▶ _READING PASSAGE_:
----------------------------------------

Now not only is this code smaller, it's safer, it is also not producing notices, less resource hungry, and it is, IMO, a lot easier to read. It's not difficult to understand the code, but let me back my claims up:

  • safer: your array_filter was removing duplicate Values but if I were to group by a "column" that contained a number, and my data looked like this: 123,4364, foobar,123, I could be removing 2 values from the array. You only need to remove 1: the value associated with the group-by column, of which you have the offset. Using unset is faster, and safer
  • No notices: well, for each new $data[$groupByColumn] value, you need to create a new array. You never do so explicitly. $classes[$data[$groupByColumn]][]<-- the latter just assumes there is an array. If it doesn't exist, PHP will create one for you, but it will produce a notice, too, which slows you down.
  • less resources required: simply because I'm calling less functions and not using a lambda function (which, in PHP is an instance of the Closure class anyway). You create an instance on each iteration... calling a constructor each time... I use unset + the index of an array, which is a simple HashTable lookup internally.

----------------------------------------

▶ _AIM OF THE EXERCISE_: Quote, word for word, the stretch of the PHP code review from "Now not only" through "slows you down.".

▶ _SUPPLIED MATERIAL_:
----------------------------------------

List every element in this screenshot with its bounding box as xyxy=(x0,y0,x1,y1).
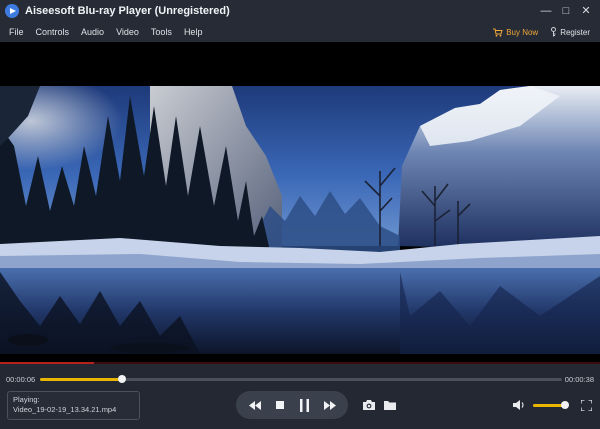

----------------------------------------

▶ _EXERCISE RESPONSE_:
Now not only is this code smaller, it's safer, it is also not producing notices, less resource hungry, and it is, IMO, a lot easier to read. It's not difficult to understand the code, but let me back my claims up:

  • safer: your array_filter was removing duplicate Values but if I were to group by a "column" that contained a number, and my data looked like this: 123,4364, foobar,123, I could be removing 2 values from the array. You only need to remove 1: the value associated with the group-by column, of which you have the offset. Using unset is faster, and safer
  • No notices: well, for each new $data[$groupByColumn] value, you need to create a new array. You never do so explicitly. $classes[$data[$groupByColumn]][]<-- the latter just assumes there is an array. If it doesn't exist, PHP will create one for you, but it will produce a notice, too, which slows you down.